## BRIEF
Pick out each line of the records in which the word "client" appears.

## GIVEN DATA
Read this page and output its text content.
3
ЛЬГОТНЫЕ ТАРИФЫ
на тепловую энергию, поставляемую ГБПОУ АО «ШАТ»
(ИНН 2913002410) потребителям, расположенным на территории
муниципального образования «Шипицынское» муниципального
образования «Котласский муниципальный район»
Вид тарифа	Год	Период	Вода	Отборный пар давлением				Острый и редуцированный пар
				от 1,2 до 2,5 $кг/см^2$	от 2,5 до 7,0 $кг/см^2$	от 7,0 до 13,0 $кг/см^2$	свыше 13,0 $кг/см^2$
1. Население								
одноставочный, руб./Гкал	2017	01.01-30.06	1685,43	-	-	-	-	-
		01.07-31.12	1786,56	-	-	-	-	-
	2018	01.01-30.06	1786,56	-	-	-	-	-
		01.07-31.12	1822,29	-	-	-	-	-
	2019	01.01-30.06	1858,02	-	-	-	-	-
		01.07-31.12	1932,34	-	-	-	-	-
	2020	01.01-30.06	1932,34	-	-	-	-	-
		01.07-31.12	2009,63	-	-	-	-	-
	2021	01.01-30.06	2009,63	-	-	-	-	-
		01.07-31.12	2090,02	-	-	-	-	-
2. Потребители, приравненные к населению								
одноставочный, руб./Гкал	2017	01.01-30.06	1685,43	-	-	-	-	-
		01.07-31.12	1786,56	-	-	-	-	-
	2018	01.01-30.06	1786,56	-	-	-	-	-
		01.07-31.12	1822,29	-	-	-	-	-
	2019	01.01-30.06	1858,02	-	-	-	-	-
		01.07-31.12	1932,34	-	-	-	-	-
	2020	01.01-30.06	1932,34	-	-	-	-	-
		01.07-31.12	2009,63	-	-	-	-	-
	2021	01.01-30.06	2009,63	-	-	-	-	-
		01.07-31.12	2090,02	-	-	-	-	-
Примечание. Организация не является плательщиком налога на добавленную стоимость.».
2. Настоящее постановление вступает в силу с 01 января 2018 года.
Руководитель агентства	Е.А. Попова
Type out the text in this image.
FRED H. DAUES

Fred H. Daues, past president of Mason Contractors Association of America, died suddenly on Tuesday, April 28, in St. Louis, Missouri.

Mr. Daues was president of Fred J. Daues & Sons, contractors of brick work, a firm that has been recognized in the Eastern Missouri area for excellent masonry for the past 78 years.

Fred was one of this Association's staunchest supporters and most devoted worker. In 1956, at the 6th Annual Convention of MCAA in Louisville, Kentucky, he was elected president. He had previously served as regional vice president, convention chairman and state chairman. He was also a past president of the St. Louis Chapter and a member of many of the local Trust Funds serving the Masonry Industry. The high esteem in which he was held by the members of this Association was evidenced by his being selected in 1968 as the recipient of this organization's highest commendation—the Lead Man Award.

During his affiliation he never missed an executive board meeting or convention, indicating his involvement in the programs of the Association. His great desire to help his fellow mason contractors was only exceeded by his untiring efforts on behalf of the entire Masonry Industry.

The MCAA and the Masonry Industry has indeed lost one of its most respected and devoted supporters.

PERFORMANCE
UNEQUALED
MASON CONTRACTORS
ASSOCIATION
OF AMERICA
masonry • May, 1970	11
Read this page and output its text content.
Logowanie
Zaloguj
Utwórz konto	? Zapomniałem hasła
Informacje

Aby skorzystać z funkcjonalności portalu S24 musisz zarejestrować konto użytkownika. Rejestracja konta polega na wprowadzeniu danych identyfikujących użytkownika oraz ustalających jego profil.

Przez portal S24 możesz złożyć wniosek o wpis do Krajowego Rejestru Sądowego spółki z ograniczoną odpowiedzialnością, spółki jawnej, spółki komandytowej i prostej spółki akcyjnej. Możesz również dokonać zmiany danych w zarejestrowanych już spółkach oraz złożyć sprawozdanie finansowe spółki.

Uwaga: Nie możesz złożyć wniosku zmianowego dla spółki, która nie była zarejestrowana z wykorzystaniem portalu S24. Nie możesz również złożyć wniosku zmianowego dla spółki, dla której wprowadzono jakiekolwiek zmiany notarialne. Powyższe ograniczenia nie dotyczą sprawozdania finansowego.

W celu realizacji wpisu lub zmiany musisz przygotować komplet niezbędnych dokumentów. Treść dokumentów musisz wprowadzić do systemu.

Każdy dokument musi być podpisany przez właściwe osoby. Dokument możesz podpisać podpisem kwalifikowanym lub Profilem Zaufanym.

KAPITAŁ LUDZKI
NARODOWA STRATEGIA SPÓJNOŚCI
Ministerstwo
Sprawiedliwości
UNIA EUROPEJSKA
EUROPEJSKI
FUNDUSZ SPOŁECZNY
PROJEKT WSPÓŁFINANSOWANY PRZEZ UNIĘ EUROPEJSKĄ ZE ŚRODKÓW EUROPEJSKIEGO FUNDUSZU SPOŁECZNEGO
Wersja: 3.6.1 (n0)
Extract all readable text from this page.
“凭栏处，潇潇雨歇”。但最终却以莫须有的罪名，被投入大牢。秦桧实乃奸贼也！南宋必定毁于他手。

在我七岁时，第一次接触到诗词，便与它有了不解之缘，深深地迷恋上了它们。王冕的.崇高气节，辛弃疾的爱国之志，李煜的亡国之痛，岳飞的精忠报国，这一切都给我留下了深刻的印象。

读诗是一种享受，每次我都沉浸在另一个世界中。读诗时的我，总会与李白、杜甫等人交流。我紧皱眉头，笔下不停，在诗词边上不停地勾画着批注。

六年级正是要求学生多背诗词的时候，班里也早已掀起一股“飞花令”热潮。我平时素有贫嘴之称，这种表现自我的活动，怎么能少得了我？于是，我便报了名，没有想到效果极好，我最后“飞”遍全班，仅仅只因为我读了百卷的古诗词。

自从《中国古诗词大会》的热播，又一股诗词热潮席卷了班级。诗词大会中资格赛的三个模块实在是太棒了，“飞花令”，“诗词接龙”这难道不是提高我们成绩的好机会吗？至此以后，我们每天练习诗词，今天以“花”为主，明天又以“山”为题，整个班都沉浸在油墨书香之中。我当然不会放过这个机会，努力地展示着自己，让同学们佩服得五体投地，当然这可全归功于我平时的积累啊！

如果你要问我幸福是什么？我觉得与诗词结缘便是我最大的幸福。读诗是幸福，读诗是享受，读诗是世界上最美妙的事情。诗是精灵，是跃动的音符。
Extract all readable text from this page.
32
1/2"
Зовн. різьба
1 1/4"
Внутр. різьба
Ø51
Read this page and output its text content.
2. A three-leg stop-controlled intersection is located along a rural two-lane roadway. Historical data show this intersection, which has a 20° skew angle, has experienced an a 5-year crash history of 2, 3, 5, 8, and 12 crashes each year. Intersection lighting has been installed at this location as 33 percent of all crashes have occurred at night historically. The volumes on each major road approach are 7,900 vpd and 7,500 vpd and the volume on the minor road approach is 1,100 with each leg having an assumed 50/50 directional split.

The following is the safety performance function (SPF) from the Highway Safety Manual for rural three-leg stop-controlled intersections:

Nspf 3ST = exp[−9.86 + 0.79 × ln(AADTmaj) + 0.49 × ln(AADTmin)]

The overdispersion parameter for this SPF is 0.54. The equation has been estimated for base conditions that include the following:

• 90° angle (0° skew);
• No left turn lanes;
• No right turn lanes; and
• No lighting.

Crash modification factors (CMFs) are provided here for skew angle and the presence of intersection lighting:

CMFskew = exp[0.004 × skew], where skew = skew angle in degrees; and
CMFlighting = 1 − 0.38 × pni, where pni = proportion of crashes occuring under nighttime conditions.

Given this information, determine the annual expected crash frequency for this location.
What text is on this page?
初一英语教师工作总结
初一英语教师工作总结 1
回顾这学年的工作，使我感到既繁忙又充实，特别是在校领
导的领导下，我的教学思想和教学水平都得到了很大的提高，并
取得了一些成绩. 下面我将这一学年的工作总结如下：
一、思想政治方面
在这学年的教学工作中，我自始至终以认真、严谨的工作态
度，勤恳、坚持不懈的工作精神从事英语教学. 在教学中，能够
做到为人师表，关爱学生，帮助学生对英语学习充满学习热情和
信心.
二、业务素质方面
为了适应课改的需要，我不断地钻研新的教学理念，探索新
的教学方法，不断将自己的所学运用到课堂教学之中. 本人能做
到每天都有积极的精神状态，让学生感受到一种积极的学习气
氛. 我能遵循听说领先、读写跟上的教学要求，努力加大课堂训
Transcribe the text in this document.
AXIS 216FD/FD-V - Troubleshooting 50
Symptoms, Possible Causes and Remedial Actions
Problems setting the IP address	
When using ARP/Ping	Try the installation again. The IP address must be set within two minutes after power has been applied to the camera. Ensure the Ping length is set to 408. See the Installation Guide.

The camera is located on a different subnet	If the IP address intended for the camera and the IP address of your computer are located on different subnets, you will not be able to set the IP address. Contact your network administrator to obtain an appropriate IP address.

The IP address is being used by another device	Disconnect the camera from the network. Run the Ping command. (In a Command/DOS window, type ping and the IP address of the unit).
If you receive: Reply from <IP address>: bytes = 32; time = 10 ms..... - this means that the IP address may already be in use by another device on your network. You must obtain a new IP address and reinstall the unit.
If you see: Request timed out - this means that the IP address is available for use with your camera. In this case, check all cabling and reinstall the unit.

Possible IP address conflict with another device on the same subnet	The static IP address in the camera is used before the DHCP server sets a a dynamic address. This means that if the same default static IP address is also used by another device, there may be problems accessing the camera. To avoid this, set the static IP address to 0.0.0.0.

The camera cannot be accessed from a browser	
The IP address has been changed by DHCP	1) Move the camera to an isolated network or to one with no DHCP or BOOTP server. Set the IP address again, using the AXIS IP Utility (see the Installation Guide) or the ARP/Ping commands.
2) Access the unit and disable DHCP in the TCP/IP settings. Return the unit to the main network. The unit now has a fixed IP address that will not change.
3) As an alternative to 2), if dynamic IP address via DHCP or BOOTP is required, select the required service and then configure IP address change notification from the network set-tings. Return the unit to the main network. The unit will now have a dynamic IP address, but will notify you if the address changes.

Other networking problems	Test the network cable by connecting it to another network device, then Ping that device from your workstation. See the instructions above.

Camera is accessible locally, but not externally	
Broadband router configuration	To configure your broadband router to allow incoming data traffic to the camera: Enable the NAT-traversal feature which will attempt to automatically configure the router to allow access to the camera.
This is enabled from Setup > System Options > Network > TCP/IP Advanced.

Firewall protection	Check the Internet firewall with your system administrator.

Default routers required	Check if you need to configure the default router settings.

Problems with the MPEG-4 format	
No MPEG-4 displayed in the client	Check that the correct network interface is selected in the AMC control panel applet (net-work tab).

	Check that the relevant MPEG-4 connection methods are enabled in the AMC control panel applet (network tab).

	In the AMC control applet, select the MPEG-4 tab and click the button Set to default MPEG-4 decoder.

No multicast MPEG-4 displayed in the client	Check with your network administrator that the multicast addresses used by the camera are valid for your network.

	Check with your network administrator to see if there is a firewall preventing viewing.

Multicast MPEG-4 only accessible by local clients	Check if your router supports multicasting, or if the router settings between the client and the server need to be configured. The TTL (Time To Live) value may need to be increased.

## OUTPUT BELOW
No MPEG-4 displayed in the client	Check that the correct network interface is selected in the AMC control panel applet (net-work tab).
No multicast MPEG-4 displayed in the client	Check with your network administrator that the multicast addresses used by the camera are valid for your network.
Multicast MPEG-4 only accessible by local clients	Check if your router supports multicasting, or if the router settings between the client and the server need to be configured. The TTL (Time To Live) value may need to be increased.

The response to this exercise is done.